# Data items
++++++++++++++++++++
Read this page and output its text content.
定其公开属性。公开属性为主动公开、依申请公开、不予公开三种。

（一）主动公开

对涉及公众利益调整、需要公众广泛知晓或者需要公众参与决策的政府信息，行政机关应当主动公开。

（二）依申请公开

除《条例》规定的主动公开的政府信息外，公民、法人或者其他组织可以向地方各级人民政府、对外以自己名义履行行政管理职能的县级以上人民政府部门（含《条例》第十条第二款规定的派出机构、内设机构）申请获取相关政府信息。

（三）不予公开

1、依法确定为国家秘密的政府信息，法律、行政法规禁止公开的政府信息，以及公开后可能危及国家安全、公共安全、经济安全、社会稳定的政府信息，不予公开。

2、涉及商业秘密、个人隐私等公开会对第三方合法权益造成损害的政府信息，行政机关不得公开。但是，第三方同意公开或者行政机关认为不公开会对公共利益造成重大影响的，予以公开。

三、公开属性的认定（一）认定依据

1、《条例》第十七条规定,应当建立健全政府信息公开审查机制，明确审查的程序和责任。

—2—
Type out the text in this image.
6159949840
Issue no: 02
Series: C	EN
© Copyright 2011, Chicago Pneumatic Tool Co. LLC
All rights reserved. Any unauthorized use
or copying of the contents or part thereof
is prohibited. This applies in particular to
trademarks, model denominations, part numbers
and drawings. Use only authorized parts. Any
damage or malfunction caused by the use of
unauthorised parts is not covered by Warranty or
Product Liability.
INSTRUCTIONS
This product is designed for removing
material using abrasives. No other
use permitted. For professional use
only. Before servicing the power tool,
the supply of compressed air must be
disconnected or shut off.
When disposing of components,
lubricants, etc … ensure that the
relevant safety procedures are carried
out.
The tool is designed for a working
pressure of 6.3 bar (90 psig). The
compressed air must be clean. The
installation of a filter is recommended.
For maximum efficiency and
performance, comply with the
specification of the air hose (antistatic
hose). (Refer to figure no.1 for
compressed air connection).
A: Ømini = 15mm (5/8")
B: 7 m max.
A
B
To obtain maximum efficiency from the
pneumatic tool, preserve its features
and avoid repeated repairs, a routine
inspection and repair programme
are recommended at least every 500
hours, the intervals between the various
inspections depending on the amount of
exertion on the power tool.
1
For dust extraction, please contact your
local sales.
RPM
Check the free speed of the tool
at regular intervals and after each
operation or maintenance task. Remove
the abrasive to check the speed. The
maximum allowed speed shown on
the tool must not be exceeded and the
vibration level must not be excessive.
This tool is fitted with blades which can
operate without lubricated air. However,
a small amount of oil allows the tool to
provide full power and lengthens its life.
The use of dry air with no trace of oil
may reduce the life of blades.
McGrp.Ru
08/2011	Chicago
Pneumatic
++++++++++++++++++++
# Given exercise
Word for word, quote all of the data above.

# Result
Read this page and output its text content.
定其公开属性。公开属性为主动公开、依申请公开、不予公开三种。

（一）主动公开

对涉及公众利益调整、需要公众广泛知晓或者需要公众参与决策的政府信息，行政机关应当主动公开。

（二）依申请公开

除《条例》规定的主动公开的政府信息外，公民、法人或者其他组织可以向地方各级人民政府、对外以自己名义履行行政管理职能的县级以上人民政府部门（含《条例》第十条第二款规定的派出机构、内设机构）申请获取相关政府信息。

（三）不予公开

1、依法确定为国家秘密的政府信息，法律、行政法规禁止公开的政府信息，以及公开后可能危及国家安全、公共安全、经济安全、社会稳定的政府信息，不予公开。

2、涉及商业秘密、个人隐私等公开会对第三方合法权益造成损害的政府信息，行政机关不得公开。但是，第三方同意公开或者行政机关认为不公开会对公共利益造成重大影响的，予以公开。

三、公开属性的认定（一）认定依据

1、《条例》第十七条规定,应当建立健全政府信息公开审查机制，明确审查的程序和责任。

—2—
Type out the text in this image.
6159949840
Issue no: 02
Series: C	EN
© Copyright 2011, Chicago Pneumatic Tool Co. LLC
All rights reserved. Any unauthorized use
or copying of the contents or part thereof
is prohibited. This applies in particular to
trademarks, model denominations, part numbers
and drawings. Use only authorized parts. Any
damage or malfunction caused by the use of
unauthorised parts is not covered by Warranty or
Product Liability.
INSTRUCTIONS
This product is designed for removing
material using abrasives. No other
use permitted. For professional use
only. Before servicing the power tool,
the supply of compressed air must be
disconnected or shut off.
When disposing of components,
lubricants, etc … ensure that the
relevant safety procedures are carried
out.
The tool is designed for a working
pressure of 6.3 bar (90 psig). The
compressed air must be clean. The
installation of a filter is recommended.
For maximum efficiency and
performance, comply with the
specification of the air hose (antistatic
hose). (Refer to figure no.1 for
compressed air connection).
A: Ømini = 15mm (5/8")
B: 7 m max.
A
B
To obtain maximum efficiency from the
pneumatic tool, preserve its features
and avoid repeated repairs, a routine
inspection and repair programme
are recommended at least every 500
hours, the intervals between the various
inspections depending on the amount of
exertion on the power tool.
1
For dust extraction, please contact your
local sales.
RPM
Check the free speed of the tool
at regular intervals and after each
operation or maintenance task. Remove
the abrasive to check the speed. The
maximum allowed speed shown on
the tool must not be exceeded and the
vibration level must not be excessive.
This tool is fitted with blades which can
operate without lubricated air. However,
a small amount of oil allows the tool to
provide full power and lengthens its life.
The use of dry air with no trace of oil
may reduce the life of blades.
McGrp.Ru
08/2011	Chicago
Pneumatic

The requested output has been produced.